• Exercise objective: Set down the data below without change, skipping the pictures it holds.

• Record list:
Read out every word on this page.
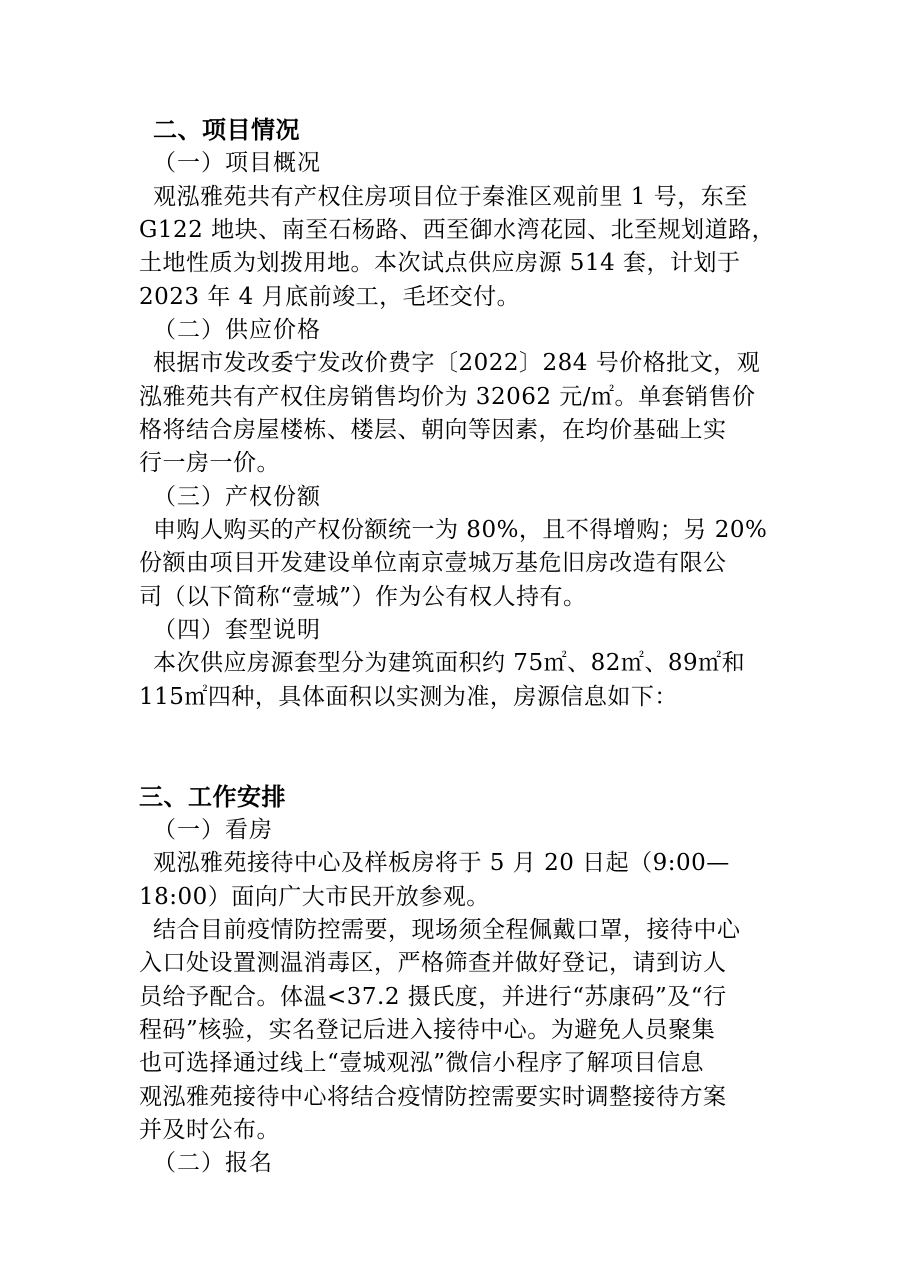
二、项目情况
（一）项目概况
观泓雅苑共有产权住房项目位于秦淮区观前里 1 号，东至
G122 地块、南至石杨路、西至御水湾花园、北至规划道路，
土地性质为划拨用地。本次试点供应房源 514 套，计划于
2023 年 4 月底前竣工，毛坯交付。
（二）供应价格
根据市发改委宁发改价费字〔2022〕284 号价格批文，观
泓雅苑共有产权住房销售均价为 32062 元/㎡。单套销售价
格将结合房屋楼栋、楼层、朝向等因素，在均价基础上实
行一房一价。
（三）产权份额
申购人购买的产权份额统一为 80%，且不得增购；另 20%
份额由项目开发建设单位南京壹城万基危旧房改造有限公
司（以下简称“壹城”）作为公有权人持有。
（四）套型说明
本次供应房源套型分为建筑面积约 75㎡、82㎡、89㎡和
115㎡四种，具体面积以实测为准，房源信息如下：
三、工作安排
（一）看房
观泓雅苑接待中心及样板房将于 5 月 20 日起（9:00—
18:00）面向广大市民开放参观。
结合目前疫情防控需要，现场须全程佩戴口罩，接待中心
入口处设置测温消毒区，严格筛查并做好登记，请到访人
员给予配合。体温<37.2 摄氏度，并进行“苏康码”及“行
程码”核验，实名登记后进入接待中心。为避免人员聚集
也可选择通过线上“壹城观泓”微信小程序了解项目信息
观泓雅苑接待中心将结合疫情防控需要实时调整接待方案
并及时公布。
（二）报名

• Task answer:
Read out every word on this page.
二、项目情况
（一）项目概况
观泓雅苑共有产权住房项目位于秦淮区观前里 1 号，东至
G122 地块、南至石杨路、西至御水湾花园、北至规划道路，
土地性质为划拨用地。本次试点供应房源 514 套，计划于
2023 年 4 月底前竣工，毛坯交付。
（二）供应价格
根据市发改委宁发改价费字〔2022〕284 号价格批文，观
泓雅苑共有产权住房销售均价为 32062 元/㎡。单套销售价
格将结合房屋楼栋、楼层、朝向等因素，在均价基础上实
行一房一价。
（三）产权份额
申购人购买的产权份额统一为 80%，且不得增购；另 20%
份额由项目开发建设单位南京壹城万基危旧房改造有限公
司（以下简称“壹城”）作为公有权人持有。
（四）套型说明
本次供应房源套型分为建筑面积约 75㎡、82㎡、89㎡和
115㎡四种，具体面积以实测为准，房源信息如下：
三、工作安排
（一）看房
观泓雅苑接待中心及样板房将于 5 月 20 日起（9:00—
18:00）面向广大市民开放参观。
结合目前疫情防控需要，现场须全程佩戴口罩，接待中心
入口处设置测温消毒区，严格筛查并做好登记，请到访人
员给予配合。体温<37.2 摄氏度，并进行“苏康码”及“行
程码”核验，实名登记后进入接待中心。为避免人员聚集
也可选择通过线上“壹城观泓”微信小程序了解项目信息
观泓雅苑接待中心将结合疫情防控需要实时调整接待方案
并及时公布。
（二）报名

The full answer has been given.